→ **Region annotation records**
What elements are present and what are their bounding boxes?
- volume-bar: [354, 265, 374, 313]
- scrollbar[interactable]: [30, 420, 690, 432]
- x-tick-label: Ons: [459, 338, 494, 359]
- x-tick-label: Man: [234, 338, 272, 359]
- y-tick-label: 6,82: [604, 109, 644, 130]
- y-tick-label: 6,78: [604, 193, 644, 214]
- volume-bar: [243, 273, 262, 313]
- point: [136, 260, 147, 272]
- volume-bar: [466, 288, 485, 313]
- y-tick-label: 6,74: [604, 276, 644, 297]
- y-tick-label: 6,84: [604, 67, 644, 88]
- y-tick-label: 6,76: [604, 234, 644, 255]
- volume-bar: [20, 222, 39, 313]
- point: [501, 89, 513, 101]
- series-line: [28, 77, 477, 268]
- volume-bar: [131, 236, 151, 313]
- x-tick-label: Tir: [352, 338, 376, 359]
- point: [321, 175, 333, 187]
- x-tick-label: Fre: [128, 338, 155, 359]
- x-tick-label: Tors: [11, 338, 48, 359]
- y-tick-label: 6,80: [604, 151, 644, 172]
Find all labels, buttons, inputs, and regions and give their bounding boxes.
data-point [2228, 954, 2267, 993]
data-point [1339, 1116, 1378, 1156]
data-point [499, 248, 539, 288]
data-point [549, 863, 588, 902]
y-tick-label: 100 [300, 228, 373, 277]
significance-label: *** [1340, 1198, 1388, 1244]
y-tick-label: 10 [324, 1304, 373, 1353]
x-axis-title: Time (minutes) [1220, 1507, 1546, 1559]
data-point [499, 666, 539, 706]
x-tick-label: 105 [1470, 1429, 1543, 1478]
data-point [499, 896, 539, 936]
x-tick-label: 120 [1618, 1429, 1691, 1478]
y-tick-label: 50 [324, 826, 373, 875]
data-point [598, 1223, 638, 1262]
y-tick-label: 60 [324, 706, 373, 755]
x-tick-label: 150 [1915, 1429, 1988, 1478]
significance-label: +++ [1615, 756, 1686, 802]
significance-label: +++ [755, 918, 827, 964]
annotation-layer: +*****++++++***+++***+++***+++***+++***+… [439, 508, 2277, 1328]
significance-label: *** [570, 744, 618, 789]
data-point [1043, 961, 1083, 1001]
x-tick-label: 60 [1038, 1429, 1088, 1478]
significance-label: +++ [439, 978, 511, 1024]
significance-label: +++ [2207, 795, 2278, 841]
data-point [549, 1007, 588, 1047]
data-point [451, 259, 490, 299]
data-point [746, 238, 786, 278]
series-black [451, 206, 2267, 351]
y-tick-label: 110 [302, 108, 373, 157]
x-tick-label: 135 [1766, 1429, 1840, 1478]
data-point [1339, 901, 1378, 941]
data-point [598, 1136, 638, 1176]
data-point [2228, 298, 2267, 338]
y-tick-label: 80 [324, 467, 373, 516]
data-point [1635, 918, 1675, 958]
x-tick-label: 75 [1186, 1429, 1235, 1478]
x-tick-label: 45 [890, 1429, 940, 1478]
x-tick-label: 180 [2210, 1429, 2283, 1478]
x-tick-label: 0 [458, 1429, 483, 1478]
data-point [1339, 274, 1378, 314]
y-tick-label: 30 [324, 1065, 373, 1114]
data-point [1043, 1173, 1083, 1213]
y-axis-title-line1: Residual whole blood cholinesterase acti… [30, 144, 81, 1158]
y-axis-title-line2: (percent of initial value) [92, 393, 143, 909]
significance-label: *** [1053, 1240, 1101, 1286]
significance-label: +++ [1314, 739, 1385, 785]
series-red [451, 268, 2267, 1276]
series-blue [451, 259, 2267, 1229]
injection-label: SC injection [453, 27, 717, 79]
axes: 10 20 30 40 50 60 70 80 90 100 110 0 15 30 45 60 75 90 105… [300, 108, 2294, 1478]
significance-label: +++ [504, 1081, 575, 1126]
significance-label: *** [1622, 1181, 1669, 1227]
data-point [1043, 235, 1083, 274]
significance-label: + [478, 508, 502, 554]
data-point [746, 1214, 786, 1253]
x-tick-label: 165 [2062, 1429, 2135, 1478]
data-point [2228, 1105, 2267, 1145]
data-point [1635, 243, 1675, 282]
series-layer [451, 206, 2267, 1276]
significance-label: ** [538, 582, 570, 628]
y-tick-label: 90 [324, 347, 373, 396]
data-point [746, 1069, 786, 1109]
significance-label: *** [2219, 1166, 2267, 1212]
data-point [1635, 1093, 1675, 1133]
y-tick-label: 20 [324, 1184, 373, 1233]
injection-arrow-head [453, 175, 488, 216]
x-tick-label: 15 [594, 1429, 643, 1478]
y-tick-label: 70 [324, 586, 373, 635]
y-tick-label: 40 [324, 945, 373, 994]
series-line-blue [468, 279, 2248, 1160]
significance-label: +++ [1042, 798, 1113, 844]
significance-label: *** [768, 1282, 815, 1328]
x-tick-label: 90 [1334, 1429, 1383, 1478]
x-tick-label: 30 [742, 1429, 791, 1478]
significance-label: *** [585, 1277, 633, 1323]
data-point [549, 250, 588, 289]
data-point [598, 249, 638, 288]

→ **Given task**
Please repeat every row above word for word, with nothing changed.

→ **Exercise response**
What elements are present and what are their bounding boxes?
- volume-bar: [354, 265, 374, 313]
- scrollbar[interactable]: [30, 420, 690, 432]
- x-tick-label: Ons: [459, 338, 494, 359]
- x-tick-label: Man: [234, 338, 272, 359]
- y-tick-label: 6,82: [604, 109, 644, 130]
- y-tick-label: 6,78: [604, 193, 644, 214]
- volume-bar: [243, 273, 262, 313]
- point: [136, 260, 147, 272]
- volume-bar: [466, 288, 485, 313]
- y-tick-label: 6,74: [604, 276, 644, 297]
- y-tick-label: 6,84: [604, 67, 644, 88]
- y-tick-label: 6,76: [604, 234, 644, 255]
- volume-bar: [20, 222, 39, 313]
- point: [501, 89, 513, 101]
- series-line: [28, 77, 477, 268]
- volume-bar: [131, 236, 151, 313]
- x-tick-label: Tir: [352, 338, 376, 359]
- point: [321, 175, 333, 187]
- x-tick-label: Fre: [128, 338, 155, 359]
- x-tick-label: Tors: [11, 338, 48, 359]
- y-tick-label: 6,80: [604, 151, 644, 172]
Find all labels, buttons, inputs, and regions and give their bounding boxes.
data-point [2228, 954, 2267, 993]
data-point [1339, 1116, 1378, 1156]
data-point [499, 248, 539, 288]
data-point [549, 863, 588, 902]
y-tick-label: 100 [300, 228, 373, 277]
significance-label: *** [1340, 1198, 1388, 1244]
y-tick-label: 10 [324, 1304, 373, 1353]
x-axis-title: Time (minutes) [1220, 1507, 1546, 1559]
data-point [499, 666, 539, 706]
x-tick-label: 105 [1470, 1429, 1543, 1478]
data-point [499, 896, 539, 936]
x-tick-label: 120 [1618, 1429, 1691, 1478]
y-tick-label: 50 [324, 826, 373, 875]
data-point [598, 1223, 638, 1262]
y-tick-label: 60 [324, 706, 373, 755]
x-tick-label: 150 [1915, 1429, 1988, 1478]
significance-label: +++ [1615, 756, 1686, 802]
significance-label: +++ [755, 918, 827, 964]
annotation-layer: +*****++++++***+++***+++***+++***+++***+… [439, 508, 2277, 1328]
significance-label: *** [570, 744, 618, 789]
data-point [1043, 961, 1083, 1001]
x-tick-label: 60 [1038, 1429, 1088, 1478]
significance-label: +++ [439, 978, 511, 1024]
significance-label: +++ [2207, 795, 2278, 841]
data-point [549, 1007, 588, 1047]
data-point [451, 259, 490, 299]
data-point [746, 238, 786, 278]
series-black [451, 206, 2267, 351]
y-tick-label: 110 [302, 108, 373, 157]
x-tick-label: 135 [1766, 1429, 1840, 1478]
data-point [1339, 901, 1378, 941]
data-point [598, 1136, 638, 1176]
data-point [2228, 298, 2267, 338]
y-tick-label: 80 [324, 467, 373, 516]
data-point [1635, 918, 1675, 958]
x-tick-label: 75 [1186, 1429, 1235, 1478]
x-tick-label: 45 [890, 1429, 940, 1478]
x-tick-label: 180 [2210, 1429, 2283, 1478]
x-tick-label: 0 [458, 1429, 483, 1478]
data-point [1339, 274, 1378, 314]
y-tick-label: 30 [324, 1065, 373, 1114]
data-point [1043, 1173, 1083, 1213]
y-axis-title-line1: Residual whole blood cholinesterase acti… [30, 144, 81, 1158]
y-axis-title-line2: (percent of initial value) [92, 393, 143, 909]
significance-label: *** [1053, 1240, 1101, 1286]
significance-label: +++ [1314, 739, 1385, 785]
series-red [451, 268, 2267, 1276]
series-blue [451, 259, 2267, 1229]
injection-label: SC injection [453, 27, 717, 79]
axes: 10 20 30 40 50 60 70 80 90 100 110 0 15 30 45 60 75 90 105… [300, 108, 2294, 1478]
significance-label: +++ [504, 1081, 575, 1126]
significance-label: *** [1622, 1181, 1669, 1227]
data-point [1043, 235, 1083, 274]
significance-label: + [478, 508, 502, 554]
data-point [746, 1214, 786, 1253]
x-tick-label: 165 [2062, 1429, 2135, 1478]
data-point [2228, 1105, 2267, 1145]
data-point [1635, 243, 1675, 282]
series-layer [451, 206, 2267, 1276]
significance-label: ** [538, 582, 570, 628]
y-tick-label: 90 [324, 347, 373, 396]
data-point [746, 1069, 786, 1109]
significance-label: *** [2219, 1166, 2267, 1212]
data-point [1635, 1093, 1675, 1133]
y-tick-label: 20 [324, 1184, 373, 1233]
injection-arrow-head [453, 175, 488, 216]
x-tick-label: 15 [594, 1429, 643, 1478]
y-tick-label: 70 [324, 586, 373, 635]
y-tick-label: 40 [324, 945, 373, 994]
series-line-blue [468, 279, 2248, 1160]
significance-label: +++ [1042, 798, 1113, 844]
significance-label: *** [768, 1282, 815, 1328]
x-tick-label: 90 [1334, 1429, 1383, 1478]
x-tick-label: 30 [742, 1429, 791, 1478]
significance-label: *** [585, 1277, 633, 1323]
data-point [549, 250, 588, 289]
data-point [598, 249, 638, 288]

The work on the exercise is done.